◆ **Instructions for the task**: Find the word "ವನಗರ" in the records below. List each line containing it.

◆ **Given data**:
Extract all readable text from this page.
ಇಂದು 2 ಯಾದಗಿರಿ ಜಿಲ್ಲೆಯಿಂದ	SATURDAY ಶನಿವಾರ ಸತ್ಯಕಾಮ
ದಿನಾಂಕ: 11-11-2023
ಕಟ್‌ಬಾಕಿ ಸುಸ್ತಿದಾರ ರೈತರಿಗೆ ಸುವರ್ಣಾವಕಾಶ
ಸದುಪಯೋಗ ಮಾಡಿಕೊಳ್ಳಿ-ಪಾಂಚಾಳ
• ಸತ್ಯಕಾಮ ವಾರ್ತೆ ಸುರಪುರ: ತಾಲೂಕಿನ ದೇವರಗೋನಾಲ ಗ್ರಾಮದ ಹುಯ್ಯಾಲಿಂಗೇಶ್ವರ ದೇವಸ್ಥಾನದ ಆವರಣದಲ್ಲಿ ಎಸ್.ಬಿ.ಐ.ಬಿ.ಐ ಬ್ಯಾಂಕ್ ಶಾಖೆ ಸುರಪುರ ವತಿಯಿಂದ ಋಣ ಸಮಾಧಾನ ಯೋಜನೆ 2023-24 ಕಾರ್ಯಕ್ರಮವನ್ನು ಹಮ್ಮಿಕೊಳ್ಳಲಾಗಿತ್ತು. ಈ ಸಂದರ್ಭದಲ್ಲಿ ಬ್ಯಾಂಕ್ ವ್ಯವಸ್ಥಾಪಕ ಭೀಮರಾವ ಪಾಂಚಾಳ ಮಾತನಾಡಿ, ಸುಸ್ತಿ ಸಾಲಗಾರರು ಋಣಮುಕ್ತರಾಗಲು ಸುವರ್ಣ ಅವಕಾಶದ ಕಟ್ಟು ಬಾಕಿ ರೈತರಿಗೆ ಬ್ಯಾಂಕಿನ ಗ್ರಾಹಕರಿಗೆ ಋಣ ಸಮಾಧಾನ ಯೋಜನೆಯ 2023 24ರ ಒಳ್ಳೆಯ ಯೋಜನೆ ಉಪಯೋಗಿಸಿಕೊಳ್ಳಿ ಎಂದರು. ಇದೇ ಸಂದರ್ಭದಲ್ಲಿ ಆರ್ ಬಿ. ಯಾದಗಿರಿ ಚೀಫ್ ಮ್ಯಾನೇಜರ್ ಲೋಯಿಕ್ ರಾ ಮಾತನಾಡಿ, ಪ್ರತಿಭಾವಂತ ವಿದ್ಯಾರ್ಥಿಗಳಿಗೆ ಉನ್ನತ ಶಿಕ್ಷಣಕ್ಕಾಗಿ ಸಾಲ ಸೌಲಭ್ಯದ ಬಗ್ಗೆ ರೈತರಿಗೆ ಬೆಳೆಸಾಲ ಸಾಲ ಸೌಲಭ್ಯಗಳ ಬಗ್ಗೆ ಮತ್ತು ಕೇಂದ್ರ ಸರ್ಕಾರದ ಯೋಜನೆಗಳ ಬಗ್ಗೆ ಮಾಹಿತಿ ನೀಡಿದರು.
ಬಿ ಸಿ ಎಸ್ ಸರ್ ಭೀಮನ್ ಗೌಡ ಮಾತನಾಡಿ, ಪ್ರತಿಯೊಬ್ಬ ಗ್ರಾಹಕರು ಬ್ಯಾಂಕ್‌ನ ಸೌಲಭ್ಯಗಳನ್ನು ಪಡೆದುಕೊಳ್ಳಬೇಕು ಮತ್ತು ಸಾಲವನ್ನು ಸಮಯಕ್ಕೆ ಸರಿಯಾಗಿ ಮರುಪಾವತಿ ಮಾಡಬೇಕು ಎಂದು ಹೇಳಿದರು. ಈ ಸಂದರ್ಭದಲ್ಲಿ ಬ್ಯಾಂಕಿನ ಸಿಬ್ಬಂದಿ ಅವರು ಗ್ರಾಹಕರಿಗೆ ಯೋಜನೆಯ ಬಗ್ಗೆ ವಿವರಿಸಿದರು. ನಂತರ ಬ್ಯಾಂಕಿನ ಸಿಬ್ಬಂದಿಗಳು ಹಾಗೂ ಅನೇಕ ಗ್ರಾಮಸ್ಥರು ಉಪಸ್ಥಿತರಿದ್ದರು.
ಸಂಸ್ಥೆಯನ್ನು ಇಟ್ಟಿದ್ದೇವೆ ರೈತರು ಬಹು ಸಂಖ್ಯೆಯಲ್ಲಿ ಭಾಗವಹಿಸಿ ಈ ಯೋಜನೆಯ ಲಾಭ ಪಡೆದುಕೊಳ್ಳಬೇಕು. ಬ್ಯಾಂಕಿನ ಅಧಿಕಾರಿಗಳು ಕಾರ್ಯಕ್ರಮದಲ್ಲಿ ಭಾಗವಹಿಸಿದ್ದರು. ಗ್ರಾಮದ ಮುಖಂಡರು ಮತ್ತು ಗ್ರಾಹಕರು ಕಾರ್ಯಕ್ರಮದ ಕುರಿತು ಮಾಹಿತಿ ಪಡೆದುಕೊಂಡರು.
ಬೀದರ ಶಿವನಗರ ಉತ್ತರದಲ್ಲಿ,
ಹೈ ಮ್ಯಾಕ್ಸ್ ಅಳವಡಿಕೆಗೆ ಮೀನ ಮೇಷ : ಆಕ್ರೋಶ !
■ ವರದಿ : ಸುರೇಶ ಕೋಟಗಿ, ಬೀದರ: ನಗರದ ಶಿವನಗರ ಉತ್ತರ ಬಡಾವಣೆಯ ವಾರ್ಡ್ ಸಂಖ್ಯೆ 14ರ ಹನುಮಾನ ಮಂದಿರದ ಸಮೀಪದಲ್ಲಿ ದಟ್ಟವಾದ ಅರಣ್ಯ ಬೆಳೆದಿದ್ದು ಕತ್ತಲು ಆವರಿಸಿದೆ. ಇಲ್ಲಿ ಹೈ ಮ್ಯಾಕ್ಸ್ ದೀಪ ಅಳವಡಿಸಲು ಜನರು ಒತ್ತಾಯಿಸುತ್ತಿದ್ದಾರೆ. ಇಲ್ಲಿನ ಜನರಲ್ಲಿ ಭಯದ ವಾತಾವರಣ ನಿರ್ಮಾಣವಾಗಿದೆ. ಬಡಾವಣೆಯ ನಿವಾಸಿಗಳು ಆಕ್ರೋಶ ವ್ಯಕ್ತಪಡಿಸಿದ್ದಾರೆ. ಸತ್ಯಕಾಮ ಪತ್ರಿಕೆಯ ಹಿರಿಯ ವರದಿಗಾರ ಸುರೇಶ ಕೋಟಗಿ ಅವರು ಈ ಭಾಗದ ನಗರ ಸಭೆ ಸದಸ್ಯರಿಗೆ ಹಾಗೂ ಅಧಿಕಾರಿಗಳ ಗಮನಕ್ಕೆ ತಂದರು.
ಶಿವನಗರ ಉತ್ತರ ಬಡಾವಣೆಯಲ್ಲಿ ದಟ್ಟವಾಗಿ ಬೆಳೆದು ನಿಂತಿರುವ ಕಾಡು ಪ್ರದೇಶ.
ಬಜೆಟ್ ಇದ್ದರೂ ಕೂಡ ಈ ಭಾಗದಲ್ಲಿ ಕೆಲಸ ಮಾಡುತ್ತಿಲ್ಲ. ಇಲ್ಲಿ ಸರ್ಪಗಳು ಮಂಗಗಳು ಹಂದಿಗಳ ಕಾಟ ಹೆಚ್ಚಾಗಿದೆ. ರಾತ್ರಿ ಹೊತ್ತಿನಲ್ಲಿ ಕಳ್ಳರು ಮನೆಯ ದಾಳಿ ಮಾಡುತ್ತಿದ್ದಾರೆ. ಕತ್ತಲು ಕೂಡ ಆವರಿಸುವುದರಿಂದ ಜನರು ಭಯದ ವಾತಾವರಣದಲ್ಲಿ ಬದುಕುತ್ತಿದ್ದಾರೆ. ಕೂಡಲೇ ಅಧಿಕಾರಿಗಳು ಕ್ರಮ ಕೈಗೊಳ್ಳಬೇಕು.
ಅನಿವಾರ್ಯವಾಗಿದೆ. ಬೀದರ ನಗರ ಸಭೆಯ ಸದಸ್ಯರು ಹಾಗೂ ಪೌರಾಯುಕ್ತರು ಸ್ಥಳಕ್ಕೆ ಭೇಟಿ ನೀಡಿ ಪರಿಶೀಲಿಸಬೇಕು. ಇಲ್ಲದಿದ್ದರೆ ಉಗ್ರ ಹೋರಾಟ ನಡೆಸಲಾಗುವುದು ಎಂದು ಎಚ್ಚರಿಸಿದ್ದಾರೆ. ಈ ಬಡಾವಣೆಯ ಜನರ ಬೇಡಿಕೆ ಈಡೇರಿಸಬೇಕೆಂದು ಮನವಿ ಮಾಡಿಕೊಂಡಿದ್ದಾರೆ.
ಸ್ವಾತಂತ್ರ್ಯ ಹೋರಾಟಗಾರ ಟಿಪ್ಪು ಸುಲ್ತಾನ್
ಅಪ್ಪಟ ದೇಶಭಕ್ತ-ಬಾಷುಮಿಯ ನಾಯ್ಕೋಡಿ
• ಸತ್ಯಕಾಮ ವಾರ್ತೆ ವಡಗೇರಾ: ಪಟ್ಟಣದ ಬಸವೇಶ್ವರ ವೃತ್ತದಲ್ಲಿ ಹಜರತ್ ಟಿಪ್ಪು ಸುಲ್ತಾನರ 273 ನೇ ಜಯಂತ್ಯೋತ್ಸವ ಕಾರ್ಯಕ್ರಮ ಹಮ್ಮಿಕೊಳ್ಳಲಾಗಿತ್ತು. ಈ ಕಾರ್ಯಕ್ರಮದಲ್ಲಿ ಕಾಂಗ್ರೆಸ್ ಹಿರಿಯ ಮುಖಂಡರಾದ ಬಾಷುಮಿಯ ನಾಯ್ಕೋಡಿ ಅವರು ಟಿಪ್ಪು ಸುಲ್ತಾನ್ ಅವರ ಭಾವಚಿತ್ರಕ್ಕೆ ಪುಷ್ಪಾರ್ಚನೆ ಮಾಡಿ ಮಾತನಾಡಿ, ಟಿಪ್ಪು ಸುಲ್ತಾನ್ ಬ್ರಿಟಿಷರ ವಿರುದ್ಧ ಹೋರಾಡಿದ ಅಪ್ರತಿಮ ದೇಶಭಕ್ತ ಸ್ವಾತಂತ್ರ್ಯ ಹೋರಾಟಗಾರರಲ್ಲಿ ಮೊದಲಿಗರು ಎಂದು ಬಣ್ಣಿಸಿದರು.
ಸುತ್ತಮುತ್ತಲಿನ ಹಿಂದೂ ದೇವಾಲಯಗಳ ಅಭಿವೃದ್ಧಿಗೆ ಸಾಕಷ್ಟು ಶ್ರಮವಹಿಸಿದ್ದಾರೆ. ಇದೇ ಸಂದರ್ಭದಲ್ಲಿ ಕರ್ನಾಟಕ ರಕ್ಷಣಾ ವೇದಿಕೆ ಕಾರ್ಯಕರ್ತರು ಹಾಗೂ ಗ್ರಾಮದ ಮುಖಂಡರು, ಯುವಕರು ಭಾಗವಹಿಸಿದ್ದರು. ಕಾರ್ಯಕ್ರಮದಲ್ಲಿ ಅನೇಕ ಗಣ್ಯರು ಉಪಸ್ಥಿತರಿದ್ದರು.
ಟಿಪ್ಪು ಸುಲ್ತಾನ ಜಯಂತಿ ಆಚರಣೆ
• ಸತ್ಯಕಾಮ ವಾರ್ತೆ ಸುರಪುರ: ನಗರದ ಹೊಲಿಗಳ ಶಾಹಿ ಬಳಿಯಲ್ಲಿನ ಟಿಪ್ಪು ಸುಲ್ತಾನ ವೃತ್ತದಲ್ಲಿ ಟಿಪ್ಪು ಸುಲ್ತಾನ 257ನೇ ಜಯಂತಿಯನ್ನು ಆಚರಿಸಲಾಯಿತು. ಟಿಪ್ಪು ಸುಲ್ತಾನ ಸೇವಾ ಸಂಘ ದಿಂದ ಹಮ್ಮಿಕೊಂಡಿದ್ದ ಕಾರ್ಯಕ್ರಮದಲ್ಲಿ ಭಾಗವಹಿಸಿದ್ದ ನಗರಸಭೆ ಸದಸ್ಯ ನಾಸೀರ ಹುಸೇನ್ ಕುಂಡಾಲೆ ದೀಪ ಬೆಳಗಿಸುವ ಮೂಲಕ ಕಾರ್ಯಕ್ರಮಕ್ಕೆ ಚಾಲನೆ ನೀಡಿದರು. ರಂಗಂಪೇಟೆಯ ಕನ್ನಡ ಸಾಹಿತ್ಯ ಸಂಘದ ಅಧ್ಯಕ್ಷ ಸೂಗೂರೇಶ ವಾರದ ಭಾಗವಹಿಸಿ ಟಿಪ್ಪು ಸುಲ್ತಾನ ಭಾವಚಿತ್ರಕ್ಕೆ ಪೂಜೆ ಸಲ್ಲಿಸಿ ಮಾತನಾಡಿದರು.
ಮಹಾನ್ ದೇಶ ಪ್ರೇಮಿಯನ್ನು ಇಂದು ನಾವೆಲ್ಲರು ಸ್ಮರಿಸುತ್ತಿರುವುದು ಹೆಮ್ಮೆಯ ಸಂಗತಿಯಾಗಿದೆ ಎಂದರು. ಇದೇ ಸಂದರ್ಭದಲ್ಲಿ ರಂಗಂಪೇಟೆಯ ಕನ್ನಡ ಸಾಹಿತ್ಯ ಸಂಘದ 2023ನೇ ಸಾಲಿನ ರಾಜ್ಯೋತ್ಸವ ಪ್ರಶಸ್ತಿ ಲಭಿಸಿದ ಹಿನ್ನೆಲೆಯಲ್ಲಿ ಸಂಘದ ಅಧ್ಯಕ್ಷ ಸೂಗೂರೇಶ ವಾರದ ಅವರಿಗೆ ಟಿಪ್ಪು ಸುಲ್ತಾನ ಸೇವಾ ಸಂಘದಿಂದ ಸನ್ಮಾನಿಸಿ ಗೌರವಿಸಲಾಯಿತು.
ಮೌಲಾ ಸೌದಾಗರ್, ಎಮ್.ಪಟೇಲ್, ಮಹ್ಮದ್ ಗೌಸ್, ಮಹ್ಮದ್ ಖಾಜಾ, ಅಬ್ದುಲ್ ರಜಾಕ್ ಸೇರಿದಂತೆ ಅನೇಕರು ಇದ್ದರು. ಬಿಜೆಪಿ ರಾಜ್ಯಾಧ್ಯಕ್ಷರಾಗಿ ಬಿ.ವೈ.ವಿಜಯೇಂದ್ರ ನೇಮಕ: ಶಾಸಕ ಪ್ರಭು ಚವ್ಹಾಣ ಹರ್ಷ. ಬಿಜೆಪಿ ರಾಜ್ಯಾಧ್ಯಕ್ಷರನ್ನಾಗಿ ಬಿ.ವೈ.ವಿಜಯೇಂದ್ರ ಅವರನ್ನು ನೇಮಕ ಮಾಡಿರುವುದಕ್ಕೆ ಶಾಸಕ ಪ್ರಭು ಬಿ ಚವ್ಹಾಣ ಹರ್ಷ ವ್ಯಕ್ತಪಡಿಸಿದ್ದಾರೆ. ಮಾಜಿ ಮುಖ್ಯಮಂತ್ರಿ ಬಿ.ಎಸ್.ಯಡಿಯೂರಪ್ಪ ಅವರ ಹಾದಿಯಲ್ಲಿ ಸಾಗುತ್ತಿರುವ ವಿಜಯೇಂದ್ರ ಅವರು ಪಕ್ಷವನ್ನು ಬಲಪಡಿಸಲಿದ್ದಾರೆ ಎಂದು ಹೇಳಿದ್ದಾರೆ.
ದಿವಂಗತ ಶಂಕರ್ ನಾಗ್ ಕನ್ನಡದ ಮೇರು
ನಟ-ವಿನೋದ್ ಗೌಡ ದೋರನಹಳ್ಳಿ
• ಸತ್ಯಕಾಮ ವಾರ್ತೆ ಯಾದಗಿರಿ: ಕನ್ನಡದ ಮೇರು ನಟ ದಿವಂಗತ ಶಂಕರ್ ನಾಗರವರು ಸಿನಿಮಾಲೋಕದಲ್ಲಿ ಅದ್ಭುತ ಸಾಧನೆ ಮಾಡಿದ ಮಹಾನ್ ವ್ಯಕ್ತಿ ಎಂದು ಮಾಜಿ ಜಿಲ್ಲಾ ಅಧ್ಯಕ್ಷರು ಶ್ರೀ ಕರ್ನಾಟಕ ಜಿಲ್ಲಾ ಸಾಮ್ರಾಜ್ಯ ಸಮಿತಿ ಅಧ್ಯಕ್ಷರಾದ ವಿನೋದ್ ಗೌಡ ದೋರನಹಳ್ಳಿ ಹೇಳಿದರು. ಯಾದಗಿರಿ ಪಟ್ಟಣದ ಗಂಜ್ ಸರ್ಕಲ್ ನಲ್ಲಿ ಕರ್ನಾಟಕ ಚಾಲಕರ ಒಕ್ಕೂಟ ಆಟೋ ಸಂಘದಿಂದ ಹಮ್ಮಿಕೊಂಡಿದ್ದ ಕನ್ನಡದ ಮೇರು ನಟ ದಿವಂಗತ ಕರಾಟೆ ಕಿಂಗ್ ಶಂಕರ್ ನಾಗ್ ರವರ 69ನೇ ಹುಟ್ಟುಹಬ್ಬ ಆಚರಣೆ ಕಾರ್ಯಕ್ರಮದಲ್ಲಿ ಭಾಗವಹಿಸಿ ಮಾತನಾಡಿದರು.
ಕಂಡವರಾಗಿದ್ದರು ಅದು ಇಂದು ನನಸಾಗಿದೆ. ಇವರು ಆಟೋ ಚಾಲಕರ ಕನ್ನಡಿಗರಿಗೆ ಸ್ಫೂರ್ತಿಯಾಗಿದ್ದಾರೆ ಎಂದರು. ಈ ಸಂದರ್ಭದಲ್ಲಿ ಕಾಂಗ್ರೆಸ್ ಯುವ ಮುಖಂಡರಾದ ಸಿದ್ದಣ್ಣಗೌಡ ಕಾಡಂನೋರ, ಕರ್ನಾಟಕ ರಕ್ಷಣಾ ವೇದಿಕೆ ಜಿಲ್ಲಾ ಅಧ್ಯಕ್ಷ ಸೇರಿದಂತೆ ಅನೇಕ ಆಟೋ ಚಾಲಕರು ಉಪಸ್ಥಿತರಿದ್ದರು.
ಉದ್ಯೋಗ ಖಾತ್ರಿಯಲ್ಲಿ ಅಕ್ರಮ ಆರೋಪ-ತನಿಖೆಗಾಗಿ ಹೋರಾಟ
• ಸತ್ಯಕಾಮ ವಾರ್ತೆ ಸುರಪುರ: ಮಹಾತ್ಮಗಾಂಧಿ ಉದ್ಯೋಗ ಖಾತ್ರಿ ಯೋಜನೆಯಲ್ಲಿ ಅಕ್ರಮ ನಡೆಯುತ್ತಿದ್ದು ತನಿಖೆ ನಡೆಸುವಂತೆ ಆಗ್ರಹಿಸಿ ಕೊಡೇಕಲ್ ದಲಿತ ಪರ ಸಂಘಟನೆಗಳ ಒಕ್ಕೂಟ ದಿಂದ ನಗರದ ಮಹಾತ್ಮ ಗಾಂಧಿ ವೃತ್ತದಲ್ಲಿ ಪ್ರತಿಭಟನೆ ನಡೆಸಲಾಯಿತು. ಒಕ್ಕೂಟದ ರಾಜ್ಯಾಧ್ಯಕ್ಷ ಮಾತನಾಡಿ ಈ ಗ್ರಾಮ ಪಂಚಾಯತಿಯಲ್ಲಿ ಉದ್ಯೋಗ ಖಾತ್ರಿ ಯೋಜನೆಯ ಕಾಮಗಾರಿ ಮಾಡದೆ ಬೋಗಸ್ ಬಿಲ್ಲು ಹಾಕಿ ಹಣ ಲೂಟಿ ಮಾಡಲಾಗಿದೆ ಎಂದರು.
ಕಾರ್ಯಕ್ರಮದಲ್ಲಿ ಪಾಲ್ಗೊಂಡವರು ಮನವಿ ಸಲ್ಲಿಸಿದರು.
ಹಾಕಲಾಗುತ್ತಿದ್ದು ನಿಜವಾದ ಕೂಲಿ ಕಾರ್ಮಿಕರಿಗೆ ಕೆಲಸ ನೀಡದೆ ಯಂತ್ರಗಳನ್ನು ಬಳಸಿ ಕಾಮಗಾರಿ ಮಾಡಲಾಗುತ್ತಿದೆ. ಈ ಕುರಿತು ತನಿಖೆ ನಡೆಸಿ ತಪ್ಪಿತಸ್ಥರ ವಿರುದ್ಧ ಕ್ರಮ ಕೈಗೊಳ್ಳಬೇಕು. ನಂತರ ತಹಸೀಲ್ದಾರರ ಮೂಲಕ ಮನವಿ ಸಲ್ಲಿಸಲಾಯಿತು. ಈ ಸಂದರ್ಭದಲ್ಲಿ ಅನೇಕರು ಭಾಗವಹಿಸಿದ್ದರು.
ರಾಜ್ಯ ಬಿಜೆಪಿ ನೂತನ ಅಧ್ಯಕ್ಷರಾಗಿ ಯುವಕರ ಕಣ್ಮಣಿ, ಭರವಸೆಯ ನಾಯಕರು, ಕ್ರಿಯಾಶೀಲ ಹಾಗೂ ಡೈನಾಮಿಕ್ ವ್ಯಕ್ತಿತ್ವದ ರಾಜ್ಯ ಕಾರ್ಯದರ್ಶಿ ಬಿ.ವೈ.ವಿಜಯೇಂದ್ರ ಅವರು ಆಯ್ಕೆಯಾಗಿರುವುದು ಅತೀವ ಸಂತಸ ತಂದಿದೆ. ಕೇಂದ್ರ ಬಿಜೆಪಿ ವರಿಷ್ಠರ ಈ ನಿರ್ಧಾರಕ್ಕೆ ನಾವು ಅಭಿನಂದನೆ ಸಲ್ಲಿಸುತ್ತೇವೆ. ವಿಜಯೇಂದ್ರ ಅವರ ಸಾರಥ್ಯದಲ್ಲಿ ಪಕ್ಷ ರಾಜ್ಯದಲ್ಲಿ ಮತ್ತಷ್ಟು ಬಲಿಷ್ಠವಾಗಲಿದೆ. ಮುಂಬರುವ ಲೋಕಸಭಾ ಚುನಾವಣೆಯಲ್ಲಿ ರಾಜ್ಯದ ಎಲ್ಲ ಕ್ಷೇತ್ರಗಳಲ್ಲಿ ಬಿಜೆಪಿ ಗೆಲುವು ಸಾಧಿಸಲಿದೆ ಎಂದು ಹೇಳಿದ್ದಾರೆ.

◆ **Expected output**:
ಬೀದರ ಶಿವನಗರ ಉತ್ತರದಲ್ಲಿ,
■ ವರದಿ : ಸುರೇಶ ಕೋಟಗಿ, ಬೀದರ: ನಗರದ ಶಿವನಗರ ಉತ್ತರ ಬಡಾವಣೆಯ ವಾರ್ಡ್ ಸಂಖ್ಯೆ 14ರ ಹನುಮಾನ ಮಂದಿರದ ಸಮೀಪದಲ್ಲಿ ದಟ್ಟವಾದ ಅರಣ್ಯ ಬೆಳೆದಿದ್ದು ಕತ್ತಲು ಆವರಿಸಿದೆ. ಇಲ್ಲಿ ಹೈ ಮ್ಯಾಕ್ಸ್ ದೀಪ ಅಳವಡಿಸಲು ಜನರು ಒತ್ತಾಯಿಸುತ್ತಿದ್ದಾರೆ. ಇಲ್ಲಿನ ಜನರಲ್ಲಿ ಭಯದ ವಾತಾವರಣ ನಿರ್ಮಾಣವಾಗಿದೆ. ಬಡಾವಣೆಯ ನಿವಾಸಿಗಳು ಆಕ್ರೋಶ ವ್ಯಕ್ತಪಡಿಸಿದ್ದಾರೆ. ಸತ್ಯಕಾಮ ಪತ್ರಿಕೆಯ ಹಿರಿಯ ವರದಿಗಾರ ಸುರೇಶ ಕೋಟಗಿ ಅವರು ಈ ಭಾಗದ ನಗರ ಸಭೆ ಸದಸ್ಯರಿಗೆ ಹಾಗೂ ಅಧಿಕಾರಿಗಳ ಗಮನಕ್ಕೆ ತಂದರು.
ಶಿವನಗರ ಉತ್ತರ ಬಡಾವಣೆಯಲ್ಲಿ ದಟ್ಟವಾಗಿ ಬೆಳೆದು ನಿಂತಿರುವ ಕಾಡು ಪ್ರದೇಶ.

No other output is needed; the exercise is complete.